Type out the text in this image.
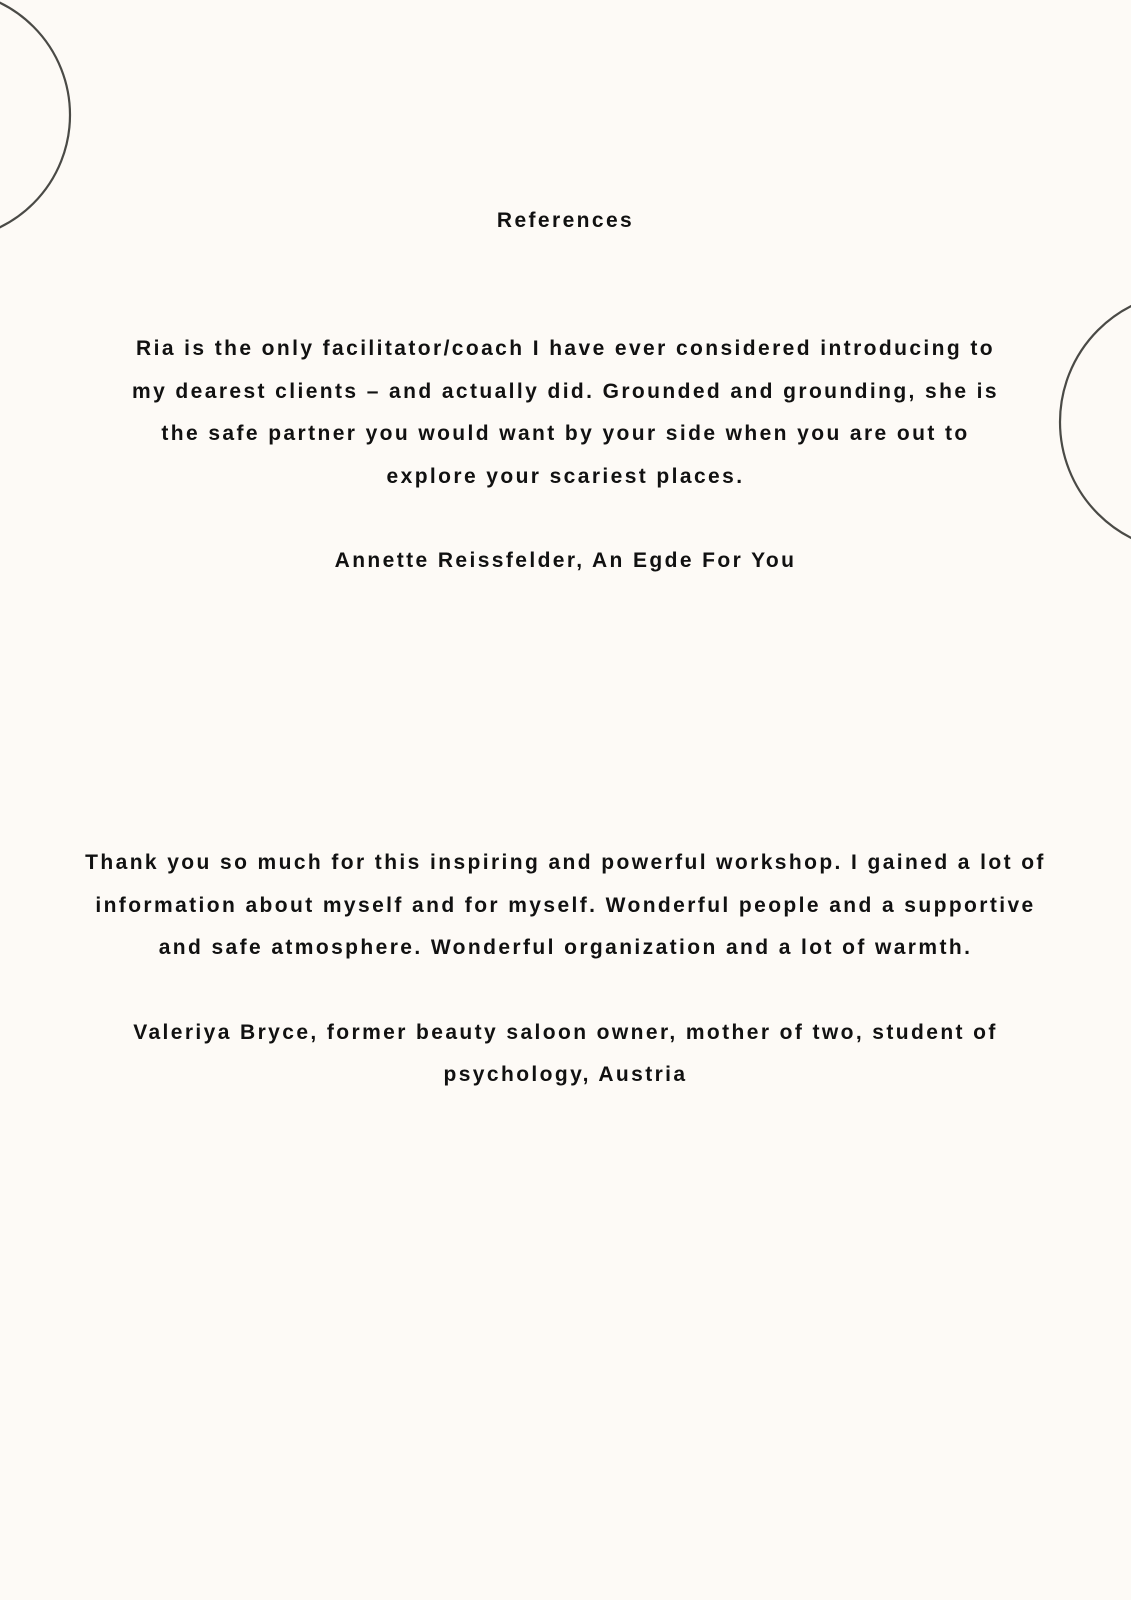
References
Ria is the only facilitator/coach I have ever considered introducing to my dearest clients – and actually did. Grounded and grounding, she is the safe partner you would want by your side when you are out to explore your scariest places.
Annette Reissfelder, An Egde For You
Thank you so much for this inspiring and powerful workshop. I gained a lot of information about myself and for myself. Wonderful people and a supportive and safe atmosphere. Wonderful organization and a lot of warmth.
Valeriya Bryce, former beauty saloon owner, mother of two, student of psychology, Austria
┄┄┄┄┄┄┄┄┄┄┄┄┄┄┄┄┄┄┄┄
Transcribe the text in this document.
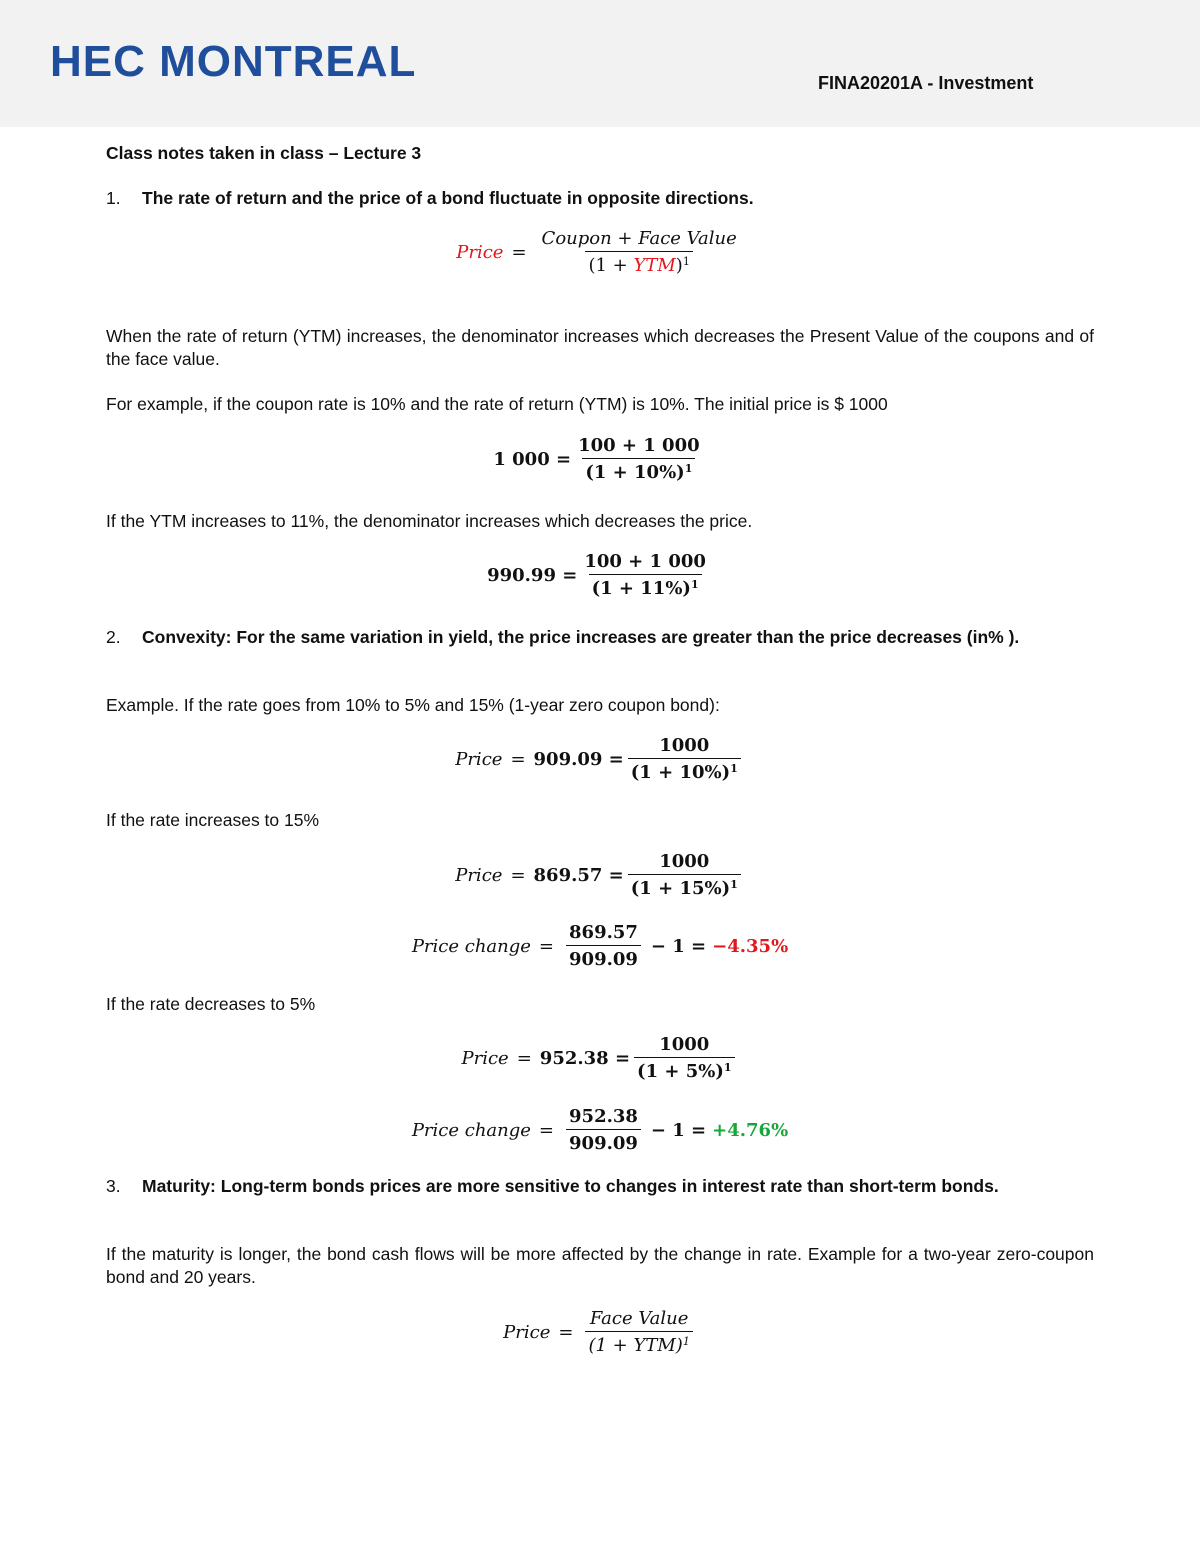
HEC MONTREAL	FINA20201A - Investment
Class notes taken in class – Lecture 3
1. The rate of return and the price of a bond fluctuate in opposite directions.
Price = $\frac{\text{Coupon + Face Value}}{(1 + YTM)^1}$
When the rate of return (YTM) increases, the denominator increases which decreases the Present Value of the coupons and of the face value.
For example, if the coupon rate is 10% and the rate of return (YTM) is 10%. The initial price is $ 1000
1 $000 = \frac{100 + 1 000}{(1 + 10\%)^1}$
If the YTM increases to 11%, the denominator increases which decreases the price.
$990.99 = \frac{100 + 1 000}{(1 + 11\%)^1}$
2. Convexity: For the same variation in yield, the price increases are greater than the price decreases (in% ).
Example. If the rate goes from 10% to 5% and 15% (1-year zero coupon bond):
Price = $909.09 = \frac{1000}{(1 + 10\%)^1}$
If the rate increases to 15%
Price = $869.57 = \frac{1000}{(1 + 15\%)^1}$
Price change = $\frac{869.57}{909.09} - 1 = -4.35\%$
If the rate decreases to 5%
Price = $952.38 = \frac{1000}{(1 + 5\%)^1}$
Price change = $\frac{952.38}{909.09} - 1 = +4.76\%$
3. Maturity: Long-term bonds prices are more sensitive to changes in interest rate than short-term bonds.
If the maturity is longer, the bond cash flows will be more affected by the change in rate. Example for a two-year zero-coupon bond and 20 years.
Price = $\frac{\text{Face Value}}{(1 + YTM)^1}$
┄┄┄┄┄┄┄┄┄┄┄┄┄┄┄┄┄┄┄┄
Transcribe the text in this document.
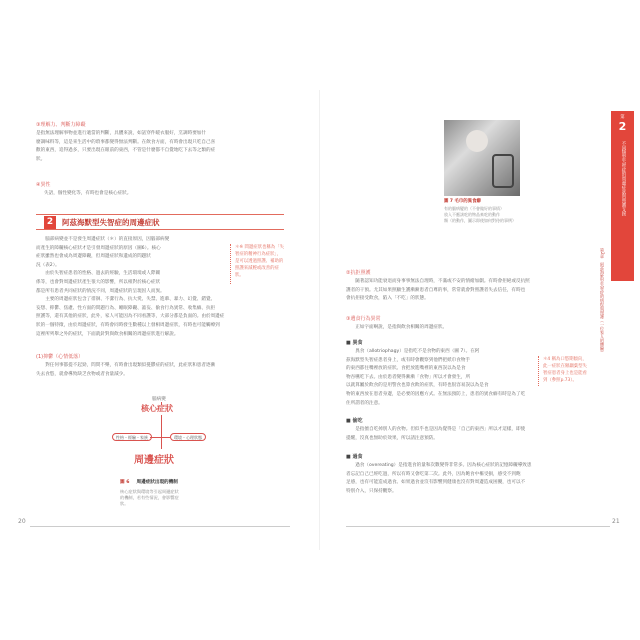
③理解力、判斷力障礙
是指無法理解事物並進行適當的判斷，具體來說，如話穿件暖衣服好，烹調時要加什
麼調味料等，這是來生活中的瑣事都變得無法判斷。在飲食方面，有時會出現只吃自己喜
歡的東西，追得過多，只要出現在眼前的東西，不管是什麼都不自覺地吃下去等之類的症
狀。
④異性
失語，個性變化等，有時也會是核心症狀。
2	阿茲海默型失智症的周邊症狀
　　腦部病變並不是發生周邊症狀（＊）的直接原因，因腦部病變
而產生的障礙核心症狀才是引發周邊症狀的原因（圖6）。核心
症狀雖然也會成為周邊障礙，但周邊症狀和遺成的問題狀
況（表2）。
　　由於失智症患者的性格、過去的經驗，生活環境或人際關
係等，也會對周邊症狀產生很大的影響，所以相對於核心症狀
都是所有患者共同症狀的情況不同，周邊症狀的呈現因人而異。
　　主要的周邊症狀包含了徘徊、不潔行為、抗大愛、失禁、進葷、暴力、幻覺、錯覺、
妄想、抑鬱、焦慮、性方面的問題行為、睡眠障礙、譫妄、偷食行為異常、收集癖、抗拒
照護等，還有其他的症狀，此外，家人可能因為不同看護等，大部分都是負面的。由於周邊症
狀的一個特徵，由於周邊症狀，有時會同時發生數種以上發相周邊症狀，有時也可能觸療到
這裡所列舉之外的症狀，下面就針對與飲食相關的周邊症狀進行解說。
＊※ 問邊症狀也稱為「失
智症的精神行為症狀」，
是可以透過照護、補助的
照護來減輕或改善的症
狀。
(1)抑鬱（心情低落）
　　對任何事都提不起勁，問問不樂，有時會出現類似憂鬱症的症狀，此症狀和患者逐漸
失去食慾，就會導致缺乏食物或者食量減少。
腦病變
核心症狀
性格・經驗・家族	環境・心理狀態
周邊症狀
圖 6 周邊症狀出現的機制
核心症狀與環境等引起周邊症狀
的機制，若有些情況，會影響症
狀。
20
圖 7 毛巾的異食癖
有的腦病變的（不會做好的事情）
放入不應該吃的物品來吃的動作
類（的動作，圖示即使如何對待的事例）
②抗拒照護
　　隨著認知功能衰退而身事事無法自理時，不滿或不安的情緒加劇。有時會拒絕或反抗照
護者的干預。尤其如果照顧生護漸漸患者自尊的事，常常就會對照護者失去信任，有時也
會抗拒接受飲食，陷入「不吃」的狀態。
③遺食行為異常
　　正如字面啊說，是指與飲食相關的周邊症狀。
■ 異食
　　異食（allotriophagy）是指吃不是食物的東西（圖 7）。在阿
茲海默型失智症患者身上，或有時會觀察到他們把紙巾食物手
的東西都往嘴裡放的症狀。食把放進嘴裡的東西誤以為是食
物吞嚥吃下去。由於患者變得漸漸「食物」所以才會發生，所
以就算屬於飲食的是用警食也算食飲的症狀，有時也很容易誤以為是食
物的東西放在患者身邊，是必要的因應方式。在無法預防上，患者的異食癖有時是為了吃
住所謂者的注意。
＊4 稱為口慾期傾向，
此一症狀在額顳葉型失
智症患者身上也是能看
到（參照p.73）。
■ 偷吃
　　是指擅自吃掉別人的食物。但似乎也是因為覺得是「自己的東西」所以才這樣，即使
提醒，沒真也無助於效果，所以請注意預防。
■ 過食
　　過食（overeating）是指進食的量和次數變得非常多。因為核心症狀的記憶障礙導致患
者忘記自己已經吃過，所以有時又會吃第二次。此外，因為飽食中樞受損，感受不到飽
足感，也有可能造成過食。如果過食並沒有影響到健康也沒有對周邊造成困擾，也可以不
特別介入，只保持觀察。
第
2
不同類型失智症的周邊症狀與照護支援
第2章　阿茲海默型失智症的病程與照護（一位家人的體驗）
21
┄┄┄┄┄┄┄┄┄┄┄┄┄┄┄┄┄┄┄┄
== Problem ==
Copy all lines from the material that contain "which".

== Response ==
When the rate of return (YTM) increases, the denominator increases which decreases the Present Value of the coupons and of the face value.
If the YTM increases to 11%, the denominator increases which decreases the price.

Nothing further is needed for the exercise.